- [Goal]
Filter the listing and keep only the lines with the word "Quotations".

- [Extracted data entries]
╭──
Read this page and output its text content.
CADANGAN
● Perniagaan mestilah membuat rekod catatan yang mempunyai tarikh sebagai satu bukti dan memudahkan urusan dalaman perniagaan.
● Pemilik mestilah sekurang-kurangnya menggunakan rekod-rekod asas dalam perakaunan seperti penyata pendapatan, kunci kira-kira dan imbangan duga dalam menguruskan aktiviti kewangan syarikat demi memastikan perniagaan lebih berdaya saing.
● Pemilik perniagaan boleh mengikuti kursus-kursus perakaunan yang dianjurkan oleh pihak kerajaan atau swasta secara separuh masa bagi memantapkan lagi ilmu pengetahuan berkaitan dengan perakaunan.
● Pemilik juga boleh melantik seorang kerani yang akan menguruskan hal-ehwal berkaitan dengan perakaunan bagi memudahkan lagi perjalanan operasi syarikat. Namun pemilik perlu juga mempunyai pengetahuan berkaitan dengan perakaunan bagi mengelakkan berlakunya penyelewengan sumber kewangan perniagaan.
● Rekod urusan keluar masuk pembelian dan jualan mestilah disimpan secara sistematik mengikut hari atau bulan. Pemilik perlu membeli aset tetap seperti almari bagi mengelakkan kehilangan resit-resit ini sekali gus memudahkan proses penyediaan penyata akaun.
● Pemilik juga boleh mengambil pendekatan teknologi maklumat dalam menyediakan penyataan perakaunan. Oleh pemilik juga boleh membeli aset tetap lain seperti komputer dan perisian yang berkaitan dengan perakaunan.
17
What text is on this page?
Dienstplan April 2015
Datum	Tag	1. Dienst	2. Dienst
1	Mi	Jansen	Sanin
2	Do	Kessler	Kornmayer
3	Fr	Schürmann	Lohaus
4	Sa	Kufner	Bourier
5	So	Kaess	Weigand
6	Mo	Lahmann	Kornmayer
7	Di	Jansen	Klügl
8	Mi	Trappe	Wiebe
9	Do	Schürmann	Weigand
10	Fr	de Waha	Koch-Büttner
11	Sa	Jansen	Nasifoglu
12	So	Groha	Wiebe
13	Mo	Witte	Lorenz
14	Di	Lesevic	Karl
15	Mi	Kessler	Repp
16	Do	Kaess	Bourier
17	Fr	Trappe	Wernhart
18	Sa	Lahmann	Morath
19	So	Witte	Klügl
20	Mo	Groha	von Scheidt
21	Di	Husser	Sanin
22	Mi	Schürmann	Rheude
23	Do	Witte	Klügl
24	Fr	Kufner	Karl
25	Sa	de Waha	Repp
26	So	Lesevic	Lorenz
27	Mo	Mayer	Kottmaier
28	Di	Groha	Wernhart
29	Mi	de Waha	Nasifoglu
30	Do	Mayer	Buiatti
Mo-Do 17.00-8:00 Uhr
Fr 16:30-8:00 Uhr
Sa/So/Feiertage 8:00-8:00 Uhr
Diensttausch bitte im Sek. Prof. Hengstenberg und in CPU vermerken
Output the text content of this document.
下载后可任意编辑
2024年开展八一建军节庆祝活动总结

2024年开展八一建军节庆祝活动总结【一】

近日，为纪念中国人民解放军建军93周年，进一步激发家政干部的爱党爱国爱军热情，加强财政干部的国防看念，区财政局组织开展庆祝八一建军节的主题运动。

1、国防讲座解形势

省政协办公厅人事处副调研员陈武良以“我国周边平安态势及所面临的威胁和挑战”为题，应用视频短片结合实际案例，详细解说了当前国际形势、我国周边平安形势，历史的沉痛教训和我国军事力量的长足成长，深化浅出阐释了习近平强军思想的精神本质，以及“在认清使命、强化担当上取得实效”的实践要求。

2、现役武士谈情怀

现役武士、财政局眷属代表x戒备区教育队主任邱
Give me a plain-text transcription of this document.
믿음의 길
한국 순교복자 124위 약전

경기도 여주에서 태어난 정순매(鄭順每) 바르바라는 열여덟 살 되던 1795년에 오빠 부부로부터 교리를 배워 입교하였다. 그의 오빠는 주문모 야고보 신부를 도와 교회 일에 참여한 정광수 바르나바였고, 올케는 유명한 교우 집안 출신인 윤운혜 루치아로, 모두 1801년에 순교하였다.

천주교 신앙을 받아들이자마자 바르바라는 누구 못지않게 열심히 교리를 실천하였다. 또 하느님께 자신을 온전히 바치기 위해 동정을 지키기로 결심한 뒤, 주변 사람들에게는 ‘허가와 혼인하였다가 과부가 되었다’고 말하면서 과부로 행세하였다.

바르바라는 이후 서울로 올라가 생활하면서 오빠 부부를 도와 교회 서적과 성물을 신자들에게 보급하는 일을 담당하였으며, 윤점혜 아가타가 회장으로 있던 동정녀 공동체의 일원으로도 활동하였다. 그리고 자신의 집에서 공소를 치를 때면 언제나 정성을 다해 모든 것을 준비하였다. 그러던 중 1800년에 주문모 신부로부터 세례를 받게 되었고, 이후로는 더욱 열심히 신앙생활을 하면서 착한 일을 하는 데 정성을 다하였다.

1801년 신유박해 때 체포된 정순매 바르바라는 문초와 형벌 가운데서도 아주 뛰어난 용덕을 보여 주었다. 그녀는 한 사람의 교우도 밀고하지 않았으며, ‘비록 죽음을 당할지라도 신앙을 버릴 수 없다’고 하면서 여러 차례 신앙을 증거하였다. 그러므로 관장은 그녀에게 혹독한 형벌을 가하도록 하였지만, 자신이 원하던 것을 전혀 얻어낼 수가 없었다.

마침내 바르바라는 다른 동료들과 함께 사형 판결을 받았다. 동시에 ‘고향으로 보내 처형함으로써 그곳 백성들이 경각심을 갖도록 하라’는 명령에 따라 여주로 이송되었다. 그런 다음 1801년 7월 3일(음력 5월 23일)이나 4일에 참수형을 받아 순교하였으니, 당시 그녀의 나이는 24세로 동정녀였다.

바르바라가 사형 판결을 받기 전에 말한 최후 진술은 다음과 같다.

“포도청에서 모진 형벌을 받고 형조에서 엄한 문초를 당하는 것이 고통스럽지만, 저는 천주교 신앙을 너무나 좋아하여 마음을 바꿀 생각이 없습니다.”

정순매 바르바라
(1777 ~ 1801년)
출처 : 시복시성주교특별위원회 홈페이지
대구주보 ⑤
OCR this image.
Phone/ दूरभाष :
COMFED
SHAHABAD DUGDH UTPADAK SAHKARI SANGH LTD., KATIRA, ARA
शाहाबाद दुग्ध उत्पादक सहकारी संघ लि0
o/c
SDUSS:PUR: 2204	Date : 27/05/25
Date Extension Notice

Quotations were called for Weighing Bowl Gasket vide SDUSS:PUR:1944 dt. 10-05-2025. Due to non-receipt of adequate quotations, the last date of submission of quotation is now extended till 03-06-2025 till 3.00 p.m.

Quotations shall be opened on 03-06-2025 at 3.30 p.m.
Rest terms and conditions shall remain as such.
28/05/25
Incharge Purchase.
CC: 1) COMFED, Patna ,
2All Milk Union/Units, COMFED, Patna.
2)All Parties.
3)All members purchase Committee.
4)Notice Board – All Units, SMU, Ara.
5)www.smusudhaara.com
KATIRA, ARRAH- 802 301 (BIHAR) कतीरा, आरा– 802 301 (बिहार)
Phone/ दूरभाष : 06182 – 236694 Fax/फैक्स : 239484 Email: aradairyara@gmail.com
╰──
- [Response below]
Quotations were called for Weighing Bowl Gasket vide SDUSS:PUR:1944 dt. 10-05-2025. Due to non-receipt of adequate quotations, the last date of submission of quotation is now extended till 03-06-2025 till 3.00 p.m.
Quotations shall be opened on 03-06-2025 at 3.30 p.m.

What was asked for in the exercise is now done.